---------- Records for this exercise

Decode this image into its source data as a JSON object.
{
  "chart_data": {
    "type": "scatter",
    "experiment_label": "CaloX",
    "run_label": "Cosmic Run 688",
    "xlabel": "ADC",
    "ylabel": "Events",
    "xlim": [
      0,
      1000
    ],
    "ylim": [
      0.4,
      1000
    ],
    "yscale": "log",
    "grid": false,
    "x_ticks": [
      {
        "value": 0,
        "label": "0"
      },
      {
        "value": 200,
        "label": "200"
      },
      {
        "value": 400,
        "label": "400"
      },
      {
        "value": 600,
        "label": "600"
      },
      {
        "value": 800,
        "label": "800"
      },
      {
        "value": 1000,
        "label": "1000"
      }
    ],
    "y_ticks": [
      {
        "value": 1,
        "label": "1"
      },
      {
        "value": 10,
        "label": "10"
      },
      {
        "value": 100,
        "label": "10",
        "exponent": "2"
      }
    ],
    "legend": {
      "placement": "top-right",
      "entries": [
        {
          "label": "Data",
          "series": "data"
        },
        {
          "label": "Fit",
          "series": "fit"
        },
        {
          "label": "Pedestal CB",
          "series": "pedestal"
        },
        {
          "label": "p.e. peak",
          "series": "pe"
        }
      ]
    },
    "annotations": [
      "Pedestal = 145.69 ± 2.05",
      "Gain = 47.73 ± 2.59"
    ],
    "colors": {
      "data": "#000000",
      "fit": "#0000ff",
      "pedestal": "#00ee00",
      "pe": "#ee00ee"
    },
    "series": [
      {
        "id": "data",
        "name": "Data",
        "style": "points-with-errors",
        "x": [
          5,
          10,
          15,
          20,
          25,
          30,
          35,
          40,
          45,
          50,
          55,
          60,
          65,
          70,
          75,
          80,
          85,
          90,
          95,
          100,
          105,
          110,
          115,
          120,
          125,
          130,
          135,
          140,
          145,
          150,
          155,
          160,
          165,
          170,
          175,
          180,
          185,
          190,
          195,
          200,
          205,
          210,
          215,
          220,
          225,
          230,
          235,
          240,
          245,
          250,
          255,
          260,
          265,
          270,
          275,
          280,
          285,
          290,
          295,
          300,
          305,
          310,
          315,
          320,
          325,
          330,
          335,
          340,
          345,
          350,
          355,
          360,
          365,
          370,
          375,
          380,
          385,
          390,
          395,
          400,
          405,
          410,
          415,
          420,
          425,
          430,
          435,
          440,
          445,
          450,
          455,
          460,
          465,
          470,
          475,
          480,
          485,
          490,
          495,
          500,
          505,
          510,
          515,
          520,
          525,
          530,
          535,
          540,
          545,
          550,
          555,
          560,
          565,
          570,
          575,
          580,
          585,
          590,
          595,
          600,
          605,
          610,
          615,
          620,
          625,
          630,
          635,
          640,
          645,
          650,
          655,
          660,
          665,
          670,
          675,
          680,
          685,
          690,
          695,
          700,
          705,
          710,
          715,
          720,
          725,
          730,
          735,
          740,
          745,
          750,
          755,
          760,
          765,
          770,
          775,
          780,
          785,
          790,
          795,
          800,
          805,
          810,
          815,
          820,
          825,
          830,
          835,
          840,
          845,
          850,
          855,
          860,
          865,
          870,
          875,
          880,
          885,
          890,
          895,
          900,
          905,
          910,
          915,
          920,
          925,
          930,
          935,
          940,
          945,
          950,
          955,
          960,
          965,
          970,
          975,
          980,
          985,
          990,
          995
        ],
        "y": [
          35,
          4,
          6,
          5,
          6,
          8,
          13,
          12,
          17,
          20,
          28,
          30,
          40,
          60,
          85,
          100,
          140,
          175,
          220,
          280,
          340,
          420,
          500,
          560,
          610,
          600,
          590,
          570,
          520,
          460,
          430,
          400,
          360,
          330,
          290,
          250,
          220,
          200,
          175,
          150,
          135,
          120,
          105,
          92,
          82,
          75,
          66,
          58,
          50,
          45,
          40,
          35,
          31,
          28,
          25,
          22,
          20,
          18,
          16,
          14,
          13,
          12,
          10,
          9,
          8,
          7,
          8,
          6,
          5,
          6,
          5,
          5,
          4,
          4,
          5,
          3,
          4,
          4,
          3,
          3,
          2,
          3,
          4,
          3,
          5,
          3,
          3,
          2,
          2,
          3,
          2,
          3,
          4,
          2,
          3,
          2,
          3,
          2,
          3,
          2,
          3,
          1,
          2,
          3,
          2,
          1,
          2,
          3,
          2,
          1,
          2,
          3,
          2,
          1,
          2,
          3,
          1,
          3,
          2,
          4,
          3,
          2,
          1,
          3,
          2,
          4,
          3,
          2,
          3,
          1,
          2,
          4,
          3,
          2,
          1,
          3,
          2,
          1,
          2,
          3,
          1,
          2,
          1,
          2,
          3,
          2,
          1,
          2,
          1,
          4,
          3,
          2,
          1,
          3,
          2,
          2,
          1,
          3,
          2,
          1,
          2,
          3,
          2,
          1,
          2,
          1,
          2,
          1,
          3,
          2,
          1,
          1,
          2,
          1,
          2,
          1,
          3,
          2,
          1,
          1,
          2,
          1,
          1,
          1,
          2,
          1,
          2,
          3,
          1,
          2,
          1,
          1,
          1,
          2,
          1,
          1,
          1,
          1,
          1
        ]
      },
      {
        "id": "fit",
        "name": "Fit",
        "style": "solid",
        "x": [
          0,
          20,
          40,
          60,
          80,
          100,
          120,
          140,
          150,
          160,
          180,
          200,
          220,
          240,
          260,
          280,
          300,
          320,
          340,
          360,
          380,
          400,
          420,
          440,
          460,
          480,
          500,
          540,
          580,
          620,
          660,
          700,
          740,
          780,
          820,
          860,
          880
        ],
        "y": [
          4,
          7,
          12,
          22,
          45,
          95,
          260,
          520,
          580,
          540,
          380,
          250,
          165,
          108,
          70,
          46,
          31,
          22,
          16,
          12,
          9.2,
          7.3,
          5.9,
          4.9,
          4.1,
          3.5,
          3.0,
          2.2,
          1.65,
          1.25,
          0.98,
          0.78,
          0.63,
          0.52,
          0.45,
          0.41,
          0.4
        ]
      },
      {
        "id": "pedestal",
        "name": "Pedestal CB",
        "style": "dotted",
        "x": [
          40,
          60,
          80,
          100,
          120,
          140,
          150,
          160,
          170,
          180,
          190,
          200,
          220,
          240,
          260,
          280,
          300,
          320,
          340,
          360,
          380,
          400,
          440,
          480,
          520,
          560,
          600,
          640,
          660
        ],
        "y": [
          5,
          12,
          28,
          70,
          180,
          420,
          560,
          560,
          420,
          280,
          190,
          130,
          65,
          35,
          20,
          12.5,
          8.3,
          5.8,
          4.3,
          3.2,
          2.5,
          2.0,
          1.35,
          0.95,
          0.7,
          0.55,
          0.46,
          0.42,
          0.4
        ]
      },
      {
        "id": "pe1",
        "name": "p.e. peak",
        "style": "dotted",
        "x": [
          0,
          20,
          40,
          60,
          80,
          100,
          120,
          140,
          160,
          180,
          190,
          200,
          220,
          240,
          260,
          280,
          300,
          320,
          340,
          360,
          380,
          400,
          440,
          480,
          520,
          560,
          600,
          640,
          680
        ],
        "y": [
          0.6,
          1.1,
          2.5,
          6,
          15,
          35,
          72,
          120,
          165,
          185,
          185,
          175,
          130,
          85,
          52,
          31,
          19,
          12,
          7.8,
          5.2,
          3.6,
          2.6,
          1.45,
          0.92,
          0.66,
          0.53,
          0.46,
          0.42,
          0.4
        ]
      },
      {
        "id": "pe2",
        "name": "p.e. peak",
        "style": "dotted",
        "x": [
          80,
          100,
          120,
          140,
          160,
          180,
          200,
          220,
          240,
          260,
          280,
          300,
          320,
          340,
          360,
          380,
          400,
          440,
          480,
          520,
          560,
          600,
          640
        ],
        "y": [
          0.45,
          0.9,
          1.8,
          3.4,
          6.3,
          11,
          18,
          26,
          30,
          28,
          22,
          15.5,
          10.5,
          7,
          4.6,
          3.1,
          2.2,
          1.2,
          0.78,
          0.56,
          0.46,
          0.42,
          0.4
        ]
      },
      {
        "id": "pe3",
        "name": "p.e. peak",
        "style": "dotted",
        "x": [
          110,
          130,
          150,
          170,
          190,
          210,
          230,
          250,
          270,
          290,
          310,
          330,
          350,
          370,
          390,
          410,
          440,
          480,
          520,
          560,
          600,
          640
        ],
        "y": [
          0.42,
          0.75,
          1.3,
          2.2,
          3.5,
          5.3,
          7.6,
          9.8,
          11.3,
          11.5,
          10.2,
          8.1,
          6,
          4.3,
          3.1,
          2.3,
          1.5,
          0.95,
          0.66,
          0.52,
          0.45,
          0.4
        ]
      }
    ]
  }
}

--------------------

The exercise: State how many lines above include the word "value", and nothing more.

Result for this exercise: 9